* [To be done] State how many lines of the records contain the string "frac". Give the number alone.
— start Records for this exercise —
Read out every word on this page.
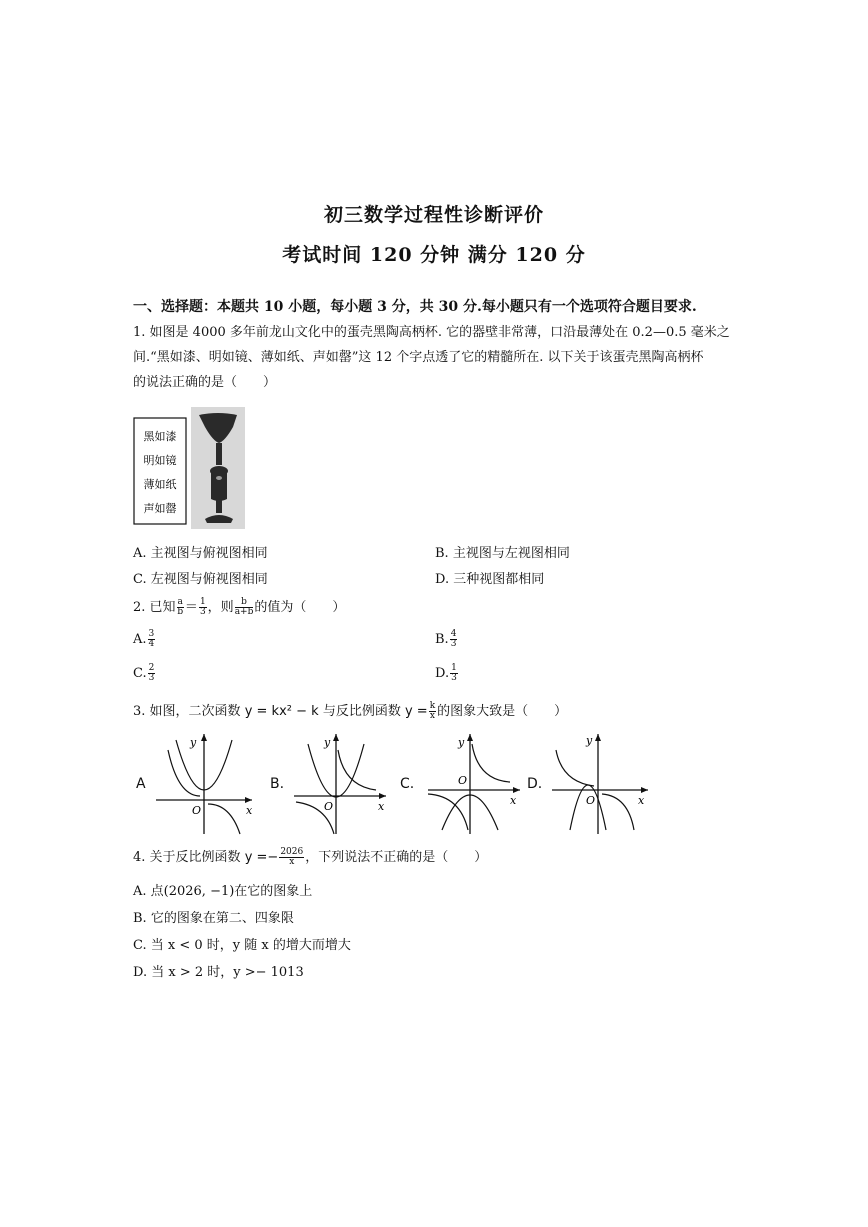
初三数学过程性诊断评价
考试时间 120 分钟 满分 120 分
一、选择题：本题共 10 小题，每小题 3 分，共 30 分.每小题只有一个选项符合题目要求.
1. 如图是 4000 多年前龙山文化中的蛋壳黑陶高柄杯. 它的器壁非常薄，口沿最薄处在 0.2—0.5 毫米之
间.“黑如漆、明如镜、薄如纸、声如罄”这 12 个字点透了它的精髓所在. 以下关于该蛋壳黑陶高柄杯
的说法正确的是（　　）
黑如漆
明如镜
薄如纸
声如罄
A. 主视图与俯视图相同	B. 主视图与左视图相同
C. 左视图与俯视图相同	D. 三种视图都相同
2. 已知 $\frac{a}{b} = \frac{1}{3}$ ，则 $\frac{b}{a+b}$ 的值为（　　）
A. $\frac{3}{4}$	B. $\frac{4}{3}$
C. $\frac{2}{3}$	D. $\frac{1}{3}$
3. 如图，二次函数 y = kx² − k 与反比例函数 $y = \frac{k}{x}$ 的图象大致是（　　）
A
y
x
O
B.
y
x
O
C.
y
x
O	D.
y
x
O
4. 关于反比例函数 $y =- \frac{2026}{x}$ ，下列说法不正确的是（　　）
A. 点(2026, −1)在它的图象上
B. 它的图象在第二、四象限
C. 当 x < 0 时，y 随 x 的增大而增大
D. 当 x > 2 时，y >− 1013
— end Records for this exercise —
* [Right answer] 5